GIVEN REQUEST.
Omit every picture and output the rest of the records exactly as they are.

Stored entries:
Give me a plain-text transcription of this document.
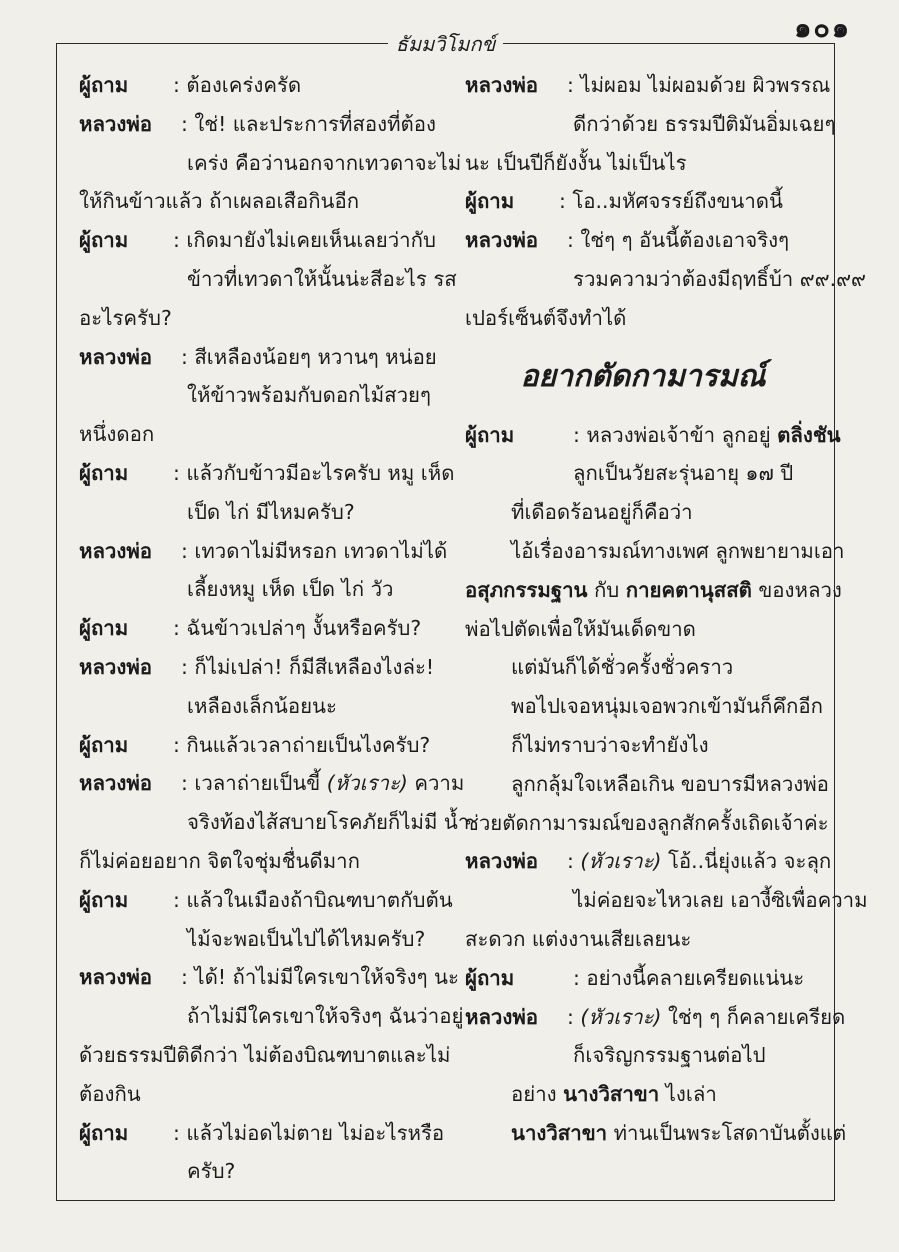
๑๐๑
ธัมมวิโมกข์
ผู้ถาม : ต้องเคร่งครัด
หลวงพ่อ : ใช่! และประการที่สองที่ต้อง
เคร่ง คือว่านอกจากเทวดาจะไม่
ให้กินข้าวแล้ว ถ้าเผลอเสือกินอีก
ผู้ถาม : เกิดมายังไม่เคยเห็นเลยว่ากับ
ข้าวที่เทวดาให้นั้นน่ะสีอะไร รส
อะไรครับ?
หลวงพ่อ : สีเหลืองน้อยๆ หวานๆ หน่อย
ให้ข้าวพร้อมกับดอกไม้สวยๆ
หนึ่งดอก
ผู้ถาม : แล้วกับข้าวมีอะไรครับ หมู เห็ด
เป็ด ไก่ มีไหมครับ?
หลวงพ่อ : เทวดาไม่มีหรอก เทวดาไม่ได้
เลี้ยงหมู เห็ด เป็ด ไก่ วัว
ผู้ถาม : ฉันข้าวเปล่าๆ งั้นหรือครับ?
หลวงพ่อ : ก็ไม่เปล่า! ก็มีสีเหลืองไงล่ะ!
เหลืองเล็กน้อยนะ
ผู้ถาม : กินแล้วเวลาถ่ายเป็นไงครับ?
หลวงพ่อ : เวลาถ่ายเป็นขี้ (หัวเราะ) ความ
จริงท้องไส้สบายโรคภัยก็ไม่มี น้ำ
ก็ไม่ค่อยอยาก จิตใจชุ่มชื่นดีมาก
ผู้ถาม : แล้วในเมืองถ้าบิณฑบาตกับต้น
ไม้จะพอเป็นไปได้ไหมครับ?
หลวงพ่อ : ได้! ถ้าไม่มีใครเขาให้จริงๆ นะ
ถ้าไม่มีใครเขาให้จริงๆ ฉันว่าอยู่
ด้วยธรรมปีติดีกว่า ไม่ต้องบิณฑบาตและไม่
ต้องกิน
ผู้ถาม : แล้วไม่อดไม่ตาย ไม่อะไรหรือ
ครับ?
หลวงพ่อ : ไม่ผอม ไม่ผอมด้วย ผิวพรรณ
ดีกว่าด้วย ธรรมปีติมันอิ่มเฉยๆ
นะ เป็นปีก็ยังงั้น ไม่เป็นไร
ผู้ถาม : โอ..มหัศจรรย์ถึงขนาดนี้
หลวงพ่อ : ใช่ๆ ๆ อันนี้ต้องเอาจริงๆ
รวมความว่าต้องมีฤทธิ์บ้า ๙๙.๙๙
เปอร์เซ็นต์จึงทำได้
อยากตัดกามารมณ์
ผู้ถาม	: หลวงพ่อเจ้าข้า ลูกอยู่ ตลิ่งชัน
ลูกเป็นวัยสะรุ่นอายุ ๑๗ ปี
ที่เดือดร้อนอยู่ก็คือว่า
ไอ้เรื่องอารมณ์ทางเพศ ลูกพยายามเอา
อสุภกรรมฐาน กับ กายคตานุสสติ ของหลวง
พ่อไปตัดเพื่อให้มันเด็ดขาด
แต่มันก็ได้ชั่วครั้งชั่วคราว
พอไปเจอหนุ่มเจอพวกเข้ามันก็คึกอีก
ก็ไม่ทราบว่าจะทำยังไง
ลูกกลุ้มใจเหลือเกิน ขอบารมีหลวงพ่อ
ช่วยตัดกามารมณ์ของลูกสักครั้งเถิดเจ้าค่ะ
หลวงพ่อ : (หัวเราะ) โอ้..นี่ยุ่งแล้ว จะลุก
ไม่ค่อยจะไหวเลย เอางี้ซิเพื่อความ
สะดวก แต่งงานเสียเลยนะ
ผู้ถาม	: อย่างนี้คลายเครียดแน่นะ
หลวงพ่อ : (หัวเราะ) ใช่ๆ ๆ ก็คลายเครียด
ก็เจริญกรรมฐานต่อไป
อย่าง นางวิสาขา ไงเล่า
นางวิสาขา ท่านเป็นพระโสดาบันตั้งแต่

RESULT OF THE EXERCISE.
Give me a plain-text transcription of this document.
๑๐๑
ธัมมวิโมกข์
ผู้ถาม : ต้องเคร่งครัด
หลวงพ่อ : ใช่! และประการที่สองที่ต้อง
เคร่ง คือว่านอกจากเทวดาจะไม่
ให้กินข้าวแล้ว ถ้าเผลอเสือกินอีก
ผู้ถาม : เกิดมายังไม่เคยเห็นเลยว่ากับ
ข้าวที่เทวดาให้นั้นน่ะสีอะไร รส
อะไรครับ?
หลวงพ่อ : สีเหลืองน้อยๆ หวานๆ หน่อย
ให้ข้าวพร้อมกับดอกไม้สวยๆ
หนึ่งดอก
ผู้ถาม : แล้วกับข้าวมีอะไรครับ หมู เห็ด
เป็ด ไก่ มีไหมครับ?
หลวงพ่อ : เทวดาไม่มีหรอก เทวดาไม่ได้
เลี้ยงหมู เห็ด เป็ด ไก่ วัว
ผู้ถาม : ฉันข้าวเปล่าๆ งั้นหรือครับ?
หลวงพ่อ : ก็ไม่เปล่า! ก็มีสีเหลืองไงล่ะ!
เหลืองเล็กน้อยนะ
ผู้ถาม : กินแล้วเวลาถ่ายเป็นไงครับ?
หลวงพ่อ : เวลาถ่ายเป็นขี้ (หัวเราะ) ความ
จริงท้องไส้สบายโรคภัยก็ไม่มี น้ำ
ก็ไม่ค่อยอยาก จิตใจชุ่มชื่นดีมาก
ผู้ถาม : แล้วในเมืองถ้าบิณฑบาตกับต้น
ไม้จะพอเป็นไปได้ไหมครับ?
หลวงพ่อ : ได้! ถ้าไม่มีใครเขาให้จริงๆ นะ
ถ้าไม่มีใครเขาให้จริงๆ ฉันว่าอยู่
ด้วยธรรมปีติดีกว่า ไม่ต้องบิณฑบาตและไม่
ต้องกิน
ผู้ถาม : แล้วไม่อดไม่ตาย ไม่อะไรหรือ
ครับ?
หลวงพ่อ : ไม่ผอม ไม่ผอมด้วย ผิวพรรณ
ดีกว่าด้วย ธรรมปีติมันอิ่มเฉยๆ
นะ เป็นปีก็ยังงั้น ไม่เป็นไร
ผู้ถาม : โอ..มหัศจรรย์ถึงขนาดนี้
หลวงพ่อ : ใช่ๆ ๆ อันนี้ต้องเอาจริงๆ
รวมความว่าต้องมีฤทธิ์บ้า ๙๙.๙๙
เปอร์เซ็นต์จึงทำได้
อยากตัดกามารมณ์
ผู้ถาม	: หลวงพ่อเจ้าข้า ลูกอยู่ ตลิ่งชัน
ลูกเป็นวัยสะรุ่นอายุ ๑๗ ปี
ที่เดือดร้อนอยู่ก็คือว่า
ไอ้เรื่องอารมณ์ทางเพศ ลูกพยายามเอา
อสุภกรรมฐาน กับ กายคตานุสสติ ของหลวง
พ่อไปตัดเพื่อให้มันเด็ดขาด
แต่มันก็ได้ชั่วครั้งชั่วคราว
พอไปเจอหนุ่มเจอพวกเข้ามันก็คึกอีก
ก็ไม่ทราบว่าจะทำยังไง
ลูกกลุ้มใจเหลือเกิน ขอบารมีหลวงพ่อ
ช่วยตัดกามารมณ์ของลูกสักครั้งเถิดเจ้าค่ะ
หลวงพ่อ : (หัวเราะ) โอ้..นี่ยุ่งแล้ว จะลุก
ไม่ค่อยจะไหวเลย เอางี้ซิเพื่อความ
สะดวก แต่งงานเสียเลยนะ
ผู้ถาม	: อย่างนี้คลายเครียดแน่นะ
หลวงพ่อ : (หัวเราะ) ใช่ๆ ๆ ก็คลายเครียด
ก็เจริญกรรมฐานต่อไป
อย่าง นางวิสาขา ไงเล่า
นางวิสาขา ท่านเป็นพระโสดาบันตั้งแต่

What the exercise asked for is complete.